▶

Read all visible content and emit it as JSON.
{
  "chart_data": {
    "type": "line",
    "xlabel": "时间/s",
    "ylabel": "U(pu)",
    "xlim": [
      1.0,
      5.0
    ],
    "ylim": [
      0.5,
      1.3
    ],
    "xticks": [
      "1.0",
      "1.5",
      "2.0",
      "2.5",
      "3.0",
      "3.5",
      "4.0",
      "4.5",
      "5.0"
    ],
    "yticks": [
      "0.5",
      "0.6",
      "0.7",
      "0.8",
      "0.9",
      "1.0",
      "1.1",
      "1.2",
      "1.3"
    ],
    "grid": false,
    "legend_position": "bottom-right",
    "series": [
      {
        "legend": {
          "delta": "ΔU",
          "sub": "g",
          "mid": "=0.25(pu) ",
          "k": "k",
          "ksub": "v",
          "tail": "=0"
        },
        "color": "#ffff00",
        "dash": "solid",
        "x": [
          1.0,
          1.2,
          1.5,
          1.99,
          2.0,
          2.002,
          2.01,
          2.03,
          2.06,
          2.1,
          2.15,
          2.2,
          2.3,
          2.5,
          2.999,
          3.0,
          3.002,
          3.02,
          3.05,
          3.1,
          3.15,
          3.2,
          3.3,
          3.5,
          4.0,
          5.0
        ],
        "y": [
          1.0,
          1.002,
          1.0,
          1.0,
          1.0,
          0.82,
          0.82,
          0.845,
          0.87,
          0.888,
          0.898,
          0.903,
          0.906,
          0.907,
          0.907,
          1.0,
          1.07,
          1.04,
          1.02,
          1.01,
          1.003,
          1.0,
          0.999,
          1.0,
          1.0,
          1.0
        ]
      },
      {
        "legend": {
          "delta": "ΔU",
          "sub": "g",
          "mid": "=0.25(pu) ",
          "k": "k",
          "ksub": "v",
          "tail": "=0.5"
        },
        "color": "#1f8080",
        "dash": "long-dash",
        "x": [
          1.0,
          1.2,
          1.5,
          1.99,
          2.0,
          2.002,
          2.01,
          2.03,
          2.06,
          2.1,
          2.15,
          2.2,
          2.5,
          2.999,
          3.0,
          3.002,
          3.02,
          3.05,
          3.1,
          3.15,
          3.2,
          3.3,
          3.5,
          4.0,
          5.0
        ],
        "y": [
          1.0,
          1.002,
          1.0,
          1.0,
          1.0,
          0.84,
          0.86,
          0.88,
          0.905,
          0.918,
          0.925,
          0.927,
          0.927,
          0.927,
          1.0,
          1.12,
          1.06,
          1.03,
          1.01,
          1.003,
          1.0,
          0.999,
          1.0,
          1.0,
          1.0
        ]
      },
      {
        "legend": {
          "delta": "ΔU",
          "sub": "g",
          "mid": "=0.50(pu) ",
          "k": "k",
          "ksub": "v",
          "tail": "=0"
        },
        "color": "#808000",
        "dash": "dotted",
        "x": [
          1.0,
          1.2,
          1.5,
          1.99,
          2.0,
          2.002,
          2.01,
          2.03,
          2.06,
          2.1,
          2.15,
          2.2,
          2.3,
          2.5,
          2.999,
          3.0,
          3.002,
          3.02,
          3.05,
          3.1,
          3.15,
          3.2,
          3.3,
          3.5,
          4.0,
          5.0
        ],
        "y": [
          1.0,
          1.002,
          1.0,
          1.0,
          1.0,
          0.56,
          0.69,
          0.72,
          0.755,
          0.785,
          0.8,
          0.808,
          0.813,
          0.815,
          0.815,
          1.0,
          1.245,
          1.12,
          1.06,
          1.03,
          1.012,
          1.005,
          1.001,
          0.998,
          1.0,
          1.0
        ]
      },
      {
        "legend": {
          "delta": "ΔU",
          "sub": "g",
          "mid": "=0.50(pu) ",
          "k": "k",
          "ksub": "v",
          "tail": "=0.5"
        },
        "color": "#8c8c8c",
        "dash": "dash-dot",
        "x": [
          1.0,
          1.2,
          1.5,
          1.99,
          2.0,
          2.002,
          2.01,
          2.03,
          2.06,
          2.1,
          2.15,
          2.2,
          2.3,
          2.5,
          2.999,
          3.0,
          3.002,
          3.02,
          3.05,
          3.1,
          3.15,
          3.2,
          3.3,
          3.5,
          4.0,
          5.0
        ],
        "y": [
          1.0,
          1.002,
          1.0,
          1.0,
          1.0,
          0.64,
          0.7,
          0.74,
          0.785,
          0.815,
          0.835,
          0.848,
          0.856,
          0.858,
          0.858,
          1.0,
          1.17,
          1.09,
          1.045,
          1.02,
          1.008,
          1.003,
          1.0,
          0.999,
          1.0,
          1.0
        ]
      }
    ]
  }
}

◀

■ WHAT YOU HAVE TO DO ■
Pick out every line holding the string "color" and return it.

■ FINISHED TASK ■
        "color": "#ffff00",
        "color": "#1f8080",
        "color": "#808000",
        "color": "#8c8c8c",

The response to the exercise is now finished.